**Work to complete**
Using the records below, reproduce exactly the lines from the one containing "Decode this image" through the end, and nothing more; skip the images.

--- start Records shown ---

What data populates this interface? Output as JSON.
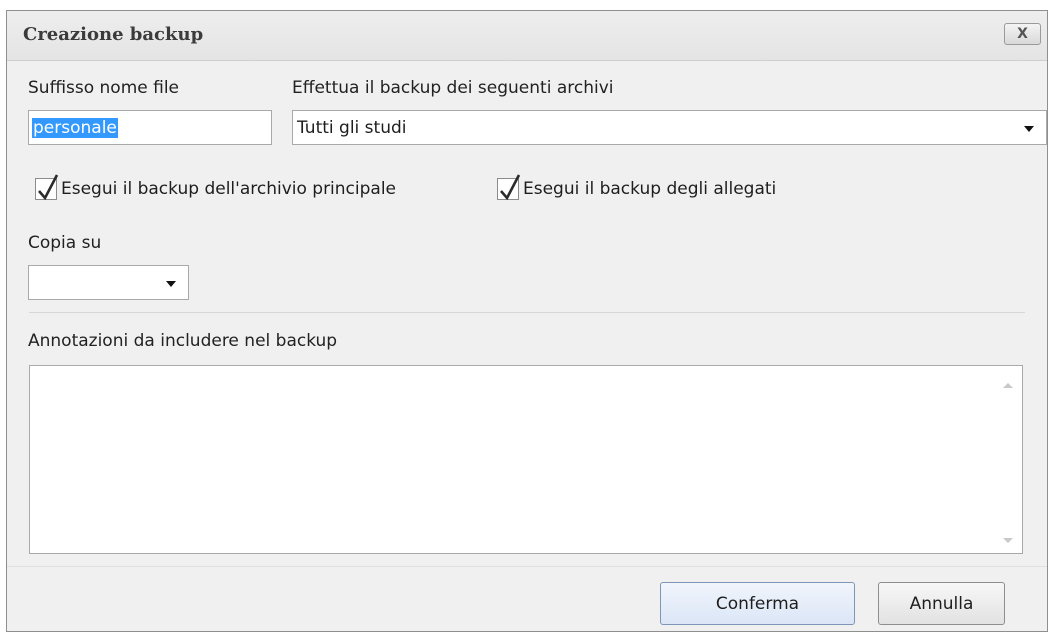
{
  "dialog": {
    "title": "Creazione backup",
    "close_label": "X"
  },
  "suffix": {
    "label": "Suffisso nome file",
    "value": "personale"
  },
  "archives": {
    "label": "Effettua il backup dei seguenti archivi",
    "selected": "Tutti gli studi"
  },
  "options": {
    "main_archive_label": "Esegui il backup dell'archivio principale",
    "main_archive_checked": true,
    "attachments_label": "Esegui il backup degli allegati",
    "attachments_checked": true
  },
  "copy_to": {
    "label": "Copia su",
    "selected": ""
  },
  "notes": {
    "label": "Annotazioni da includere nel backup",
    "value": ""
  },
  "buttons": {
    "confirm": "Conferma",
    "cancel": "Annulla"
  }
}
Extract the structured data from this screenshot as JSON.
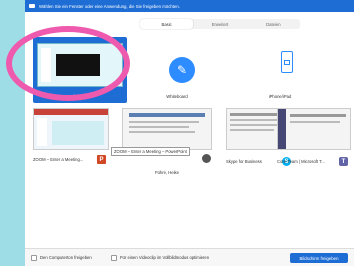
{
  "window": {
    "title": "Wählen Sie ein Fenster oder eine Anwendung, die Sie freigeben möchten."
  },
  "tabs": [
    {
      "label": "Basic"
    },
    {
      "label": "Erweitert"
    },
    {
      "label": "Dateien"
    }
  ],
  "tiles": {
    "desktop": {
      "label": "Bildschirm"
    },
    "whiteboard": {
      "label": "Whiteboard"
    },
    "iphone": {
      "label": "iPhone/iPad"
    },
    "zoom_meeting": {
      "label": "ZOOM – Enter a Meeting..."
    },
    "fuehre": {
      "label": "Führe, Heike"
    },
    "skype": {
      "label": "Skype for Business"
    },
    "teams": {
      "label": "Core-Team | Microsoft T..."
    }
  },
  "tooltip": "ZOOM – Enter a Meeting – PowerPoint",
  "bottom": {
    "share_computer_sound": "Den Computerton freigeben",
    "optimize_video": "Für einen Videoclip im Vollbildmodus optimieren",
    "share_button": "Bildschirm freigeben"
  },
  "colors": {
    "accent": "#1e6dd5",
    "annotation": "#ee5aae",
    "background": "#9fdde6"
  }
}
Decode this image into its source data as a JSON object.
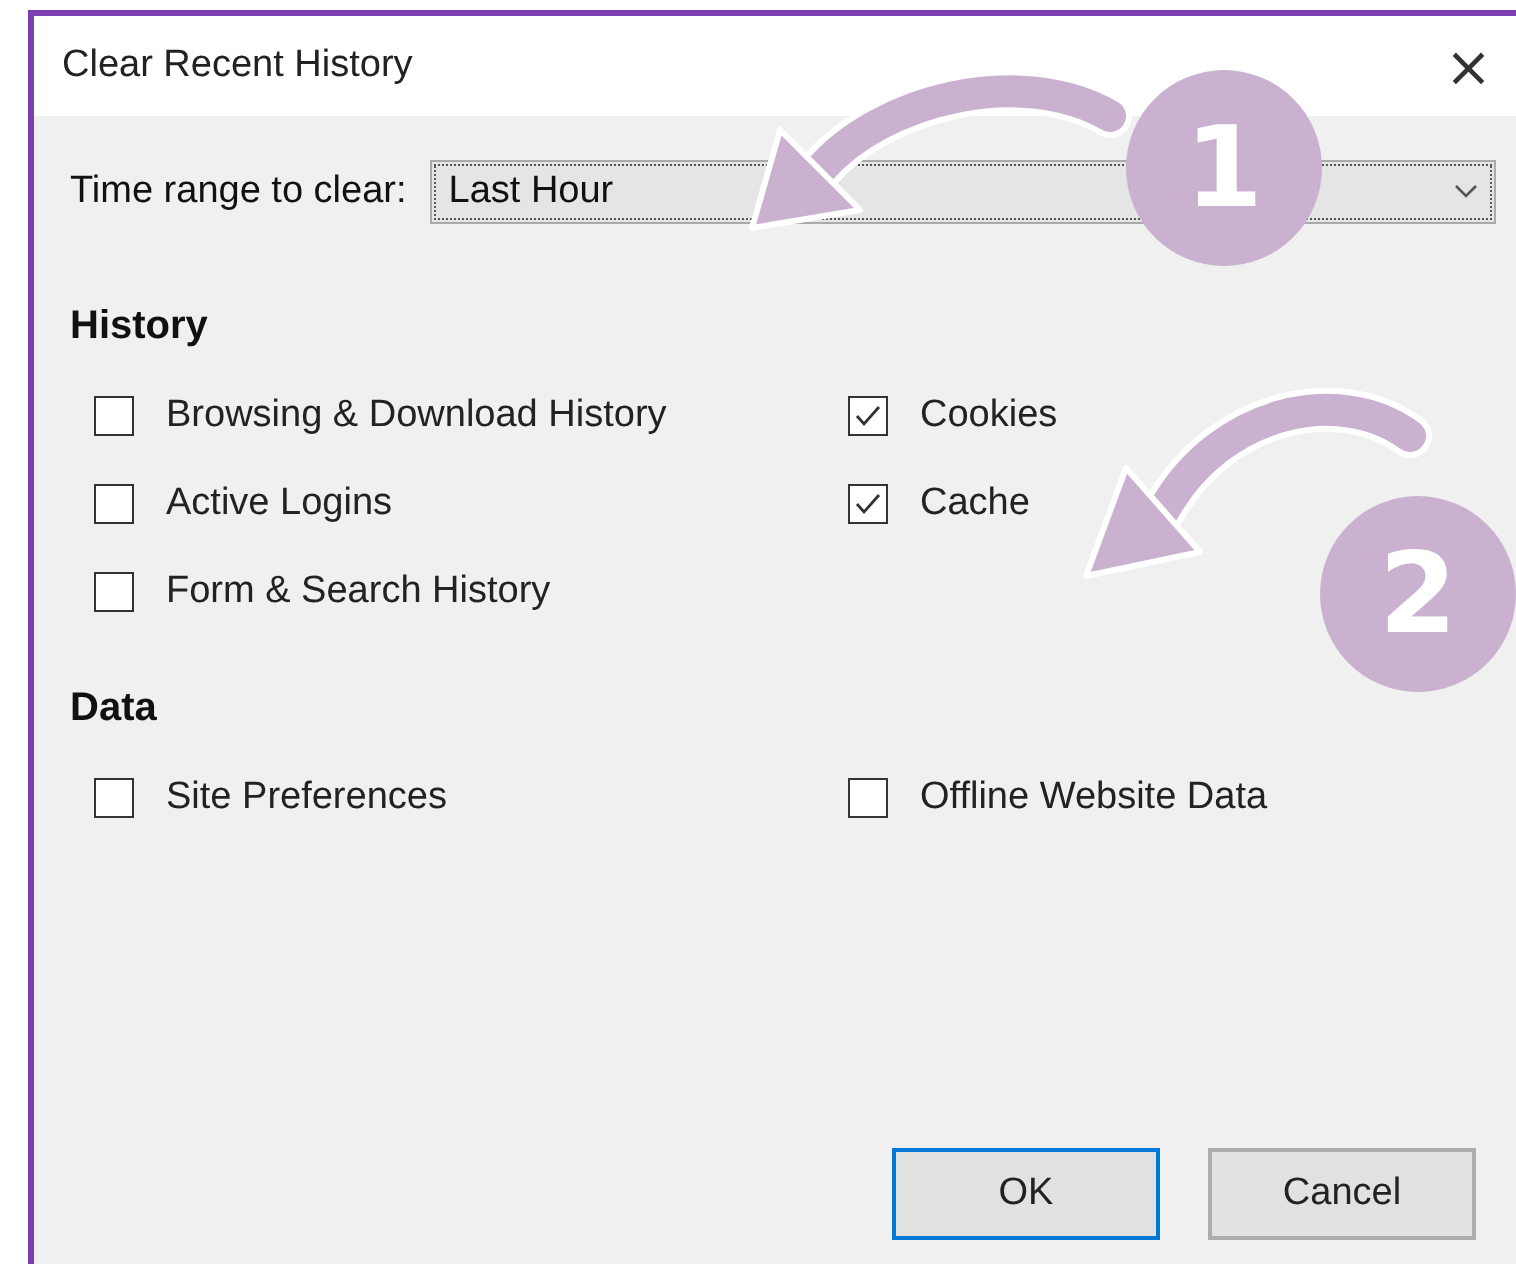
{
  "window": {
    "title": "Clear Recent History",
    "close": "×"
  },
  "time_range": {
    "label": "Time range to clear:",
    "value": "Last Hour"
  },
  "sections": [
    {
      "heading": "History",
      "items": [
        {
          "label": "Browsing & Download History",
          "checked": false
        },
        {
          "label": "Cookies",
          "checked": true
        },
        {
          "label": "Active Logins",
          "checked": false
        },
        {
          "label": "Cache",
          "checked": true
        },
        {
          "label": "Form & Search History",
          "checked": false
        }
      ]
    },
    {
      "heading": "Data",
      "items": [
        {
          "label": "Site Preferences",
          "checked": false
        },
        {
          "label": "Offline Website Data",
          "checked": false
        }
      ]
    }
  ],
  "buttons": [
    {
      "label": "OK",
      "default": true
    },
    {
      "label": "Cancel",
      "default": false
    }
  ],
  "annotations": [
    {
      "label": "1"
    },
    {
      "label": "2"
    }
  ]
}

--- end Records shown ---

**Response for this exercise**
Decode this image into its source data as a JSON object.
{
  "window": {
    "title": "Clear Recent History",
    "close": "×"
  },
  "time_range": {
    "label": "Time range to clear:",
    "value": "Last Hour"
  },
  "sections": [
    {
      "heading": "History",
      "items": [
        {
          "label": "Browsing & Download History",
          "checked": false
        },
        {
          "label": "Cookies",
          "checked": true
        },
        {
          "label": "Active Logins",
          "checked": false
        },
        {
          "label": "Cache",
          "checked": true
        },
        {
          "label": "Form & Search History",
          "checked": false
        }
      ]
    },
    {
      "heading": "Data",
      "items": [
        {
          "label": "Site Preferences",
          "checked": false
        },
        {
          "label": "Offline Website Data",
          "checked": false
        }
      ]
    }
  ],
  "buttons": [
    {
      "label": "OK",
      "default": true
    },
    {
      "label": "Cancel",
      "default": false
    }
  ],
  "annotations": [
    {
      "label": "1"
    },
    {
      "label": "2"
    }
  ]
}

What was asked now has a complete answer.